● What needs to be done: Filter the records below and copy every line containing the word "mielestäni".

● Material shown:

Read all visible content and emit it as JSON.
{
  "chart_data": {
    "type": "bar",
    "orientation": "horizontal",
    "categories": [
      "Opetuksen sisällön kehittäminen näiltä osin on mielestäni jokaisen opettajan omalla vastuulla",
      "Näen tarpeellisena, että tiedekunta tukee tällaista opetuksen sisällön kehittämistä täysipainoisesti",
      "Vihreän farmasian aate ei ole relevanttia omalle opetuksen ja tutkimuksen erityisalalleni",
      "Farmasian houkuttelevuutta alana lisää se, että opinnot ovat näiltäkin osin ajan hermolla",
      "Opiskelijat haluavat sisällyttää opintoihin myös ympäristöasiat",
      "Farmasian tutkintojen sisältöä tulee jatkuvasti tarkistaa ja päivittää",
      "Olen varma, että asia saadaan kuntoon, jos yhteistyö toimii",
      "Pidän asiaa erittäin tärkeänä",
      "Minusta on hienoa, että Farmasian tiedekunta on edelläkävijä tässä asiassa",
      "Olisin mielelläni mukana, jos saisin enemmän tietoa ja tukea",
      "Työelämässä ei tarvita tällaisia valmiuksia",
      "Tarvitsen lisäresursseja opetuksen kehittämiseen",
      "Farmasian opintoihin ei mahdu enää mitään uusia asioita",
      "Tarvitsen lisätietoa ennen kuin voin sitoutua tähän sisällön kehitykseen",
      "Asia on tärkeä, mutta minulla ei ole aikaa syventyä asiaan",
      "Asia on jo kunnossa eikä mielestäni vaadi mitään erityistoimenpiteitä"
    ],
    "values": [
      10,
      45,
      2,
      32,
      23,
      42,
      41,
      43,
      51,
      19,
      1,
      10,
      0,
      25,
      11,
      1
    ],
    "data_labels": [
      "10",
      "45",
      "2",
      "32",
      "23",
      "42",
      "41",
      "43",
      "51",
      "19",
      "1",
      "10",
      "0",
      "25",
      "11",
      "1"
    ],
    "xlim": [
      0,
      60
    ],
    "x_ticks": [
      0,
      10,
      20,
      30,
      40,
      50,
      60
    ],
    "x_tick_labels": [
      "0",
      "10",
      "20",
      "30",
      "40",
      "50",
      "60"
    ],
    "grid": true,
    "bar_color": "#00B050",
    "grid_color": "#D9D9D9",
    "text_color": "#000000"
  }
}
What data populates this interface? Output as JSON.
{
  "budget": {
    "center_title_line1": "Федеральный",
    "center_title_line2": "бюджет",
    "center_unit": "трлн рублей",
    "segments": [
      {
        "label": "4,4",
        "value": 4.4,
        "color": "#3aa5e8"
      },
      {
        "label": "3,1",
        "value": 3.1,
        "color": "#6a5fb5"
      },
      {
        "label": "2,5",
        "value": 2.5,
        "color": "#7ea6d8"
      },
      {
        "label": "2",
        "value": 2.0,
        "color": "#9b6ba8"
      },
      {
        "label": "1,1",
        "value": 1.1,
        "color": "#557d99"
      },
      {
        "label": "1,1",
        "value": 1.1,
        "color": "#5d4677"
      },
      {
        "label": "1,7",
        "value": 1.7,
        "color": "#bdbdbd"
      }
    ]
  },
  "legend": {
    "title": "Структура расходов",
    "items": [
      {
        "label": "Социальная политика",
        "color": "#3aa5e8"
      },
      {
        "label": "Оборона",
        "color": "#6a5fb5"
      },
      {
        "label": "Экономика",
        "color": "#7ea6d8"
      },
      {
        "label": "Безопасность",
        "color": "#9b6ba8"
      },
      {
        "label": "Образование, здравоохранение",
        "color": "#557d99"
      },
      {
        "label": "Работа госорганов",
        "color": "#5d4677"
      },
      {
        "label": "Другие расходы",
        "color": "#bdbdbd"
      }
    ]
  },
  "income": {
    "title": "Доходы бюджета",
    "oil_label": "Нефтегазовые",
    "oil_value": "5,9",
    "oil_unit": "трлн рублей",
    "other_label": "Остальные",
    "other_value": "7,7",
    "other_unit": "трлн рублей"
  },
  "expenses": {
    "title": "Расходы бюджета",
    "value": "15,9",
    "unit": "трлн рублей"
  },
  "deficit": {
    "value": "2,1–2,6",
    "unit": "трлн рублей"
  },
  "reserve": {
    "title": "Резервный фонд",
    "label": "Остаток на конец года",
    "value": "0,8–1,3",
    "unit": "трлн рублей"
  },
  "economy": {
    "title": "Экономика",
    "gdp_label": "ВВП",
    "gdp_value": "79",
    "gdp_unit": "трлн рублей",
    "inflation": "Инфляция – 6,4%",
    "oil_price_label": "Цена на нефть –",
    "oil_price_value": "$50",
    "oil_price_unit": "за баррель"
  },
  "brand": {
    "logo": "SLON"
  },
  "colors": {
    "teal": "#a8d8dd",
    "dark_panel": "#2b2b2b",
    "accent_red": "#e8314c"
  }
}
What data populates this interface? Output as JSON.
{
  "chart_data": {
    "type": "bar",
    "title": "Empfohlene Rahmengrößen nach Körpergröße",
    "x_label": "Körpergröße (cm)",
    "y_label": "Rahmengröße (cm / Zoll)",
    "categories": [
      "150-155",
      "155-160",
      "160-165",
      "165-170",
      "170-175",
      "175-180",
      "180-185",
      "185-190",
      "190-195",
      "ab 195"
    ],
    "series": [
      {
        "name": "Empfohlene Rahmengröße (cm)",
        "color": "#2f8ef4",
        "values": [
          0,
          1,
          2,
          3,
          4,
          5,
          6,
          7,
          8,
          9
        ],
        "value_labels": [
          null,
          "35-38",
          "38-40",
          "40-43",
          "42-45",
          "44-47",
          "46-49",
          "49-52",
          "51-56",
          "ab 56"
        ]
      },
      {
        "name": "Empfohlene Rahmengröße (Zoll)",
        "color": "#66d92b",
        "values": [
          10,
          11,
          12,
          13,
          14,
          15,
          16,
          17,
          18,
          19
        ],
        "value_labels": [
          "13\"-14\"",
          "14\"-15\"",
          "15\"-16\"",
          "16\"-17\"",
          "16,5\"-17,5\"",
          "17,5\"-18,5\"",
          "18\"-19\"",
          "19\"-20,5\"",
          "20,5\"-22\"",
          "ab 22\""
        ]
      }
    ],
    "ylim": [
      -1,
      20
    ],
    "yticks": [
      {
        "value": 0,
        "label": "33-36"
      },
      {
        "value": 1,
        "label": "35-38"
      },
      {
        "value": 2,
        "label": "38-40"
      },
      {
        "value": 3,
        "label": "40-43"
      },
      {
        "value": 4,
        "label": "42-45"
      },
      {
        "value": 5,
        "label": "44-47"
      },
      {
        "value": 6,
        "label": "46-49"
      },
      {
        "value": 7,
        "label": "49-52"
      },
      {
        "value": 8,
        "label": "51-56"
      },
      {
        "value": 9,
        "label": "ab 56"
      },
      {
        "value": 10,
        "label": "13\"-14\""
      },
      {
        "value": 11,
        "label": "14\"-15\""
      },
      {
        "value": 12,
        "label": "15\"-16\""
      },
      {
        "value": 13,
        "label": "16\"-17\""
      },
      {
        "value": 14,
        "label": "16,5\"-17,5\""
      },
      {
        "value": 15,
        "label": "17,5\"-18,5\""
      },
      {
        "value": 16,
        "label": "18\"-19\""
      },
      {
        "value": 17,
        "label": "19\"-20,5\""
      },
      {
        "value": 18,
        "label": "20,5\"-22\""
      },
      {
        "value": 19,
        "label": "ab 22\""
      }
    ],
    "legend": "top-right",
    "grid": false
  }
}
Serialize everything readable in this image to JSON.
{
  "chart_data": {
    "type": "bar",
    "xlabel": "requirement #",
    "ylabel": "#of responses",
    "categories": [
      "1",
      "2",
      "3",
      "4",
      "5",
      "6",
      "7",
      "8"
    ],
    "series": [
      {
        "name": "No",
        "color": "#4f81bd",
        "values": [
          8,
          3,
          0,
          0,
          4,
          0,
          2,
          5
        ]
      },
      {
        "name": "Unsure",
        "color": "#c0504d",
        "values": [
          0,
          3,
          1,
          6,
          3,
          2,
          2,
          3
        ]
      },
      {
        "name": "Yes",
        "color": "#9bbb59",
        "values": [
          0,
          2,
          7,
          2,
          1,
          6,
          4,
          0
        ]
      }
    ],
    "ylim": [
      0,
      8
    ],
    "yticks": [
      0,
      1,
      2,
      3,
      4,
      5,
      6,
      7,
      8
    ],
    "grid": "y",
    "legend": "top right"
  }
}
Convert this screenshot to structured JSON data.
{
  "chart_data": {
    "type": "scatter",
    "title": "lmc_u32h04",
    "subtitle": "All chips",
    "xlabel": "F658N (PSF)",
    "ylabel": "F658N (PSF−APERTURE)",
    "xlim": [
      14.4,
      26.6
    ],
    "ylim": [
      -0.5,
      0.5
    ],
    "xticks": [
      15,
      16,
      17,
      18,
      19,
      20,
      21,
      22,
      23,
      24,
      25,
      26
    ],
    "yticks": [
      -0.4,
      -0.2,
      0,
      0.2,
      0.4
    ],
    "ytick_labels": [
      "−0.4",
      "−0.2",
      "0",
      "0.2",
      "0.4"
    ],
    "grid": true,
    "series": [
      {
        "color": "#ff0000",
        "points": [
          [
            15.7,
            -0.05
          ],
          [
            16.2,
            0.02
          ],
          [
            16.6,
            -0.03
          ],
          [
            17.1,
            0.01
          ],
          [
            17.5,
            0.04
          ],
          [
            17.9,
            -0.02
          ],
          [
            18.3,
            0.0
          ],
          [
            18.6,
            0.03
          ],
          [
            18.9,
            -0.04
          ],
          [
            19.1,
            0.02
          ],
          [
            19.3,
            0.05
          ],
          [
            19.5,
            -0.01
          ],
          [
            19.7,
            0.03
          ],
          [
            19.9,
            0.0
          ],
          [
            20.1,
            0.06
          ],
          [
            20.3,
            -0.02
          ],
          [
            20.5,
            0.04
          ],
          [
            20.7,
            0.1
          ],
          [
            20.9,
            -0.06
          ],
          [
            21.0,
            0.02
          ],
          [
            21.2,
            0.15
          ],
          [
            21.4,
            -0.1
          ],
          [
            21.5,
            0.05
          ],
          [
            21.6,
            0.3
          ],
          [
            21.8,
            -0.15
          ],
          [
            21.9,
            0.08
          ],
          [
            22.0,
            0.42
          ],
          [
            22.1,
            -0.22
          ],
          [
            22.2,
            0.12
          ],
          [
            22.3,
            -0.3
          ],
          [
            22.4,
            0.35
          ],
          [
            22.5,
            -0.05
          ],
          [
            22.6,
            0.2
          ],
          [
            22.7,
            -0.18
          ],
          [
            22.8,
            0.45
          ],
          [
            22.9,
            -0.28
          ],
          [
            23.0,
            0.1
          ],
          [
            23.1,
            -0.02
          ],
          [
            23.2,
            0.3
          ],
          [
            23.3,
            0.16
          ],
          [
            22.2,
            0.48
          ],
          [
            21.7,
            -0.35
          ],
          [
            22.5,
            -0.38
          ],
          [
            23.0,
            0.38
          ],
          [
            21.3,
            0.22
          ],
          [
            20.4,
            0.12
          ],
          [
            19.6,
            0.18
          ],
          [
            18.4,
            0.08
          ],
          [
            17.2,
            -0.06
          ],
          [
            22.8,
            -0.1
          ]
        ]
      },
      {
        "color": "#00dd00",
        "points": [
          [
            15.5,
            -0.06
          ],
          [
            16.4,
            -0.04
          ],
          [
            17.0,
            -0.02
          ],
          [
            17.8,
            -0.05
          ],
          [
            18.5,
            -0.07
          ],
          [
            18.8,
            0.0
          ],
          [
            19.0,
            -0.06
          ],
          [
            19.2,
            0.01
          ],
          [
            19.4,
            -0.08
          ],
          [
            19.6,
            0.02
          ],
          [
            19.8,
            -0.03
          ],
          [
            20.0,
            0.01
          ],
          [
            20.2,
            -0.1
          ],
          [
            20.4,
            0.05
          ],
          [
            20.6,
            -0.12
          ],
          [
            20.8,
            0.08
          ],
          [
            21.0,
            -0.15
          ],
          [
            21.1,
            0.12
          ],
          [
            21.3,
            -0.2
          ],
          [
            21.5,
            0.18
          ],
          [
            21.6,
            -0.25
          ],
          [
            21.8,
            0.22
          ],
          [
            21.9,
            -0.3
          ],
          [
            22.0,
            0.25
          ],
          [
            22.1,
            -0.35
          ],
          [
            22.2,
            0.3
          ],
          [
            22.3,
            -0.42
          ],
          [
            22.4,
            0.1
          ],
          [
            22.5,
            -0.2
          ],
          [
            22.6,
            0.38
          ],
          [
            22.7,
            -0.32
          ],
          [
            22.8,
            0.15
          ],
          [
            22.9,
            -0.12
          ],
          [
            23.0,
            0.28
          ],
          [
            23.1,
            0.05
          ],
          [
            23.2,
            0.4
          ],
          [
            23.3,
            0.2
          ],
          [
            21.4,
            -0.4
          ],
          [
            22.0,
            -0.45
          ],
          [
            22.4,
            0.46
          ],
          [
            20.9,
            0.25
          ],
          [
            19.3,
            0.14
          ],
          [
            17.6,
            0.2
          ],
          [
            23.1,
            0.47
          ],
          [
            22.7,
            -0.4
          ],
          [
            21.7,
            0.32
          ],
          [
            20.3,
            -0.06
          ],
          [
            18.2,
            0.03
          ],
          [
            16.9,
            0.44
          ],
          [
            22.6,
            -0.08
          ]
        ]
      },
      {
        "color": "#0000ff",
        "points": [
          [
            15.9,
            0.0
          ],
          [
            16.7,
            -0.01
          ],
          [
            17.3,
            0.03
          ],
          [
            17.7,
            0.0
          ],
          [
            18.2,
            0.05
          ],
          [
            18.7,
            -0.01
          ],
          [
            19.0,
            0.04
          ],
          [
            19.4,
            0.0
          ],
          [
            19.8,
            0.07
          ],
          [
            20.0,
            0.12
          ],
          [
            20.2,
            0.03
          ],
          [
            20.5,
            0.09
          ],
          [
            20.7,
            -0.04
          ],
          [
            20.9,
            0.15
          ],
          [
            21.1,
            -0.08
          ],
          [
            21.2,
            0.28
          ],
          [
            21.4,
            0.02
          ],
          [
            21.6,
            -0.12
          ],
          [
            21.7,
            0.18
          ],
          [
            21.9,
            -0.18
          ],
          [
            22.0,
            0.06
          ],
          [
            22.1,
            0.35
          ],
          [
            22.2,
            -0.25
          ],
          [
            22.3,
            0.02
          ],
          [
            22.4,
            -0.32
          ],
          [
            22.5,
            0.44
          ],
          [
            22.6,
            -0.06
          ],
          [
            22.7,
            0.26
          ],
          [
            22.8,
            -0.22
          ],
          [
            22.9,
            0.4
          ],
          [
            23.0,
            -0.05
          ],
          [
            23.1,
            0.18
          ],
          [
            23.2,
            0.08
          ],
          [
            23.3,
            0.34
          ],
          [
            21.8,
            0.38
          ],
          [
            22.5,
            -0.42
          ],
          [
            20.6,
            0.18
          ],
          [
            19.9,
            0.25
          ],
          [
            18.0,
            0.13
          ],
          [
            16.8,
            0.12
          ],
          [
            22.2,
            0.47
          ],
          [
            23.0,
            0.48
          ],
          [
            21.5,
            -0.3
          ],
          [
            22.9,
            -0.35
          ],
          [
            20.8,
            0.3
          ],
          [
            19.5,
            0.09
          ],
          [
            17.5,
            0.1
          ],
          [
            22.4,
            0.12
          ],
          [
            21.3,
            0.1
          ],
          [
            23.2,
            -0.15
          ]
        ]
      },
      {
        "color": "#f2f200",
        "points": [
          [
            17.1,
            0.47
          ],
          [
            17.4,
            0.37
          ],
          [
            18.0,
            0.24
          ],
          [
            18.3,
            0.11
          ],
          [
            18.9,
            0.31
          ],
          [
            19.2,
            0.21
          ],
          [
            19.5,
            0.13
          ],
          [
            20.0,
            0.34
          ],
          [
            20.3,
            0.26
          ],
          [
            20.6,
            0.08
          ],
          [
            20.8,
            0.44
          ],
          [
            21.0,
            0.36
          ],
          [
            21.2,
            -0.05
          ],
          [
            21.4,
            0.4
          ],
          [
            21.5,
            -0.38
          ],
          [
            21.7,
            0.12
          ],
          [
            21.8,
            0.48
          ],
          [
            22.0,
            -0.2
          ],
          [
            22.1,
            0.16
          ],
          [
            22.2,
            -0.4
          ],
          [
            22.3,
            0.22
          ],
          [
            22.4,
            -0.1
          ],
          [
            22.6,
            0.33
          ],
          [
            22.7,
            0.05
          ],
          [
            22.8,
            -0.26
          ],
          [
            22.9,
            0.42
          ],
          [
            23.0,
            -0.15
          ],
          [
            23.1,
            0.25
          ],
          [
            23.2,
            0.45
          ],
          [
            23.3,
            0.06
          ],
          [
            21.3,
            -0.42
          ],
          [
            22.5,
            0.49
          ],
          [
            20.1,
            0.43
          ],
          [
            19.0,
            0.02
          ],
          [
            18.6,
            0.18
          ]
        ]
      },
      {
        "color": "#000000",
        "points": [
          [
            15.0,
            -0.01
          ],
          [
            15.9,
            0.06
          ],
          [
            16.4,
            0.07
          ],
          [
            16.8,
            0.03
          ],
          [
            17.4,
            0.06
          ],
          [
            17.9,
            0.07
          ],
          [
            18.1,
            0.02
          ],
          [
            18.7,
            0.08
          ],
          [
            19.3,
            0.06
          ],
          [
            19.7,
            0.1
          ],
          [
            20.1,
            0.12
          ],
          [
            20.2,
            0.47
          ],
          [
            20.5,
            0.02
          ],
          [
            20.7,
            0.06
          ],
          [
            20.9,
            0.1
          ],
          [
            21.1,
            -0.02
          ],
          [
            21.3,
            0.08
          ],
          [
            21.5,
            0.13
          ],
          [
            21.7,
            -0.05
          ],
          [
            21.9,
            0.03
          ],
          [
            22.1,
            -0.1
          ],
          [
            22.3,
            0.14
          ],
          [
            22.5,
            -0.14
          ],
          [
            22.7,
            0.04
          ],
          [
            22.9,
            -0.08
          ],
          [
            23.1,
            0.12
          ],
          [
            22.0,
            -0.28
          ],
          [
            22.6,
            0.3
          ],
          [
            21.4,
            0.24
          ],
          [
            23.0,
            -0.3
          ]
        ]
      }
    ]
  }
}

● Full solution:
      "Opetuksen sisällön kehittäminen näiltä osin on mielestäni jokaisen opettajan omalla vastuulla",
      "Asia on jo kunnossa eikä mielestäni vaadi mitään erityistoimenpiteitä"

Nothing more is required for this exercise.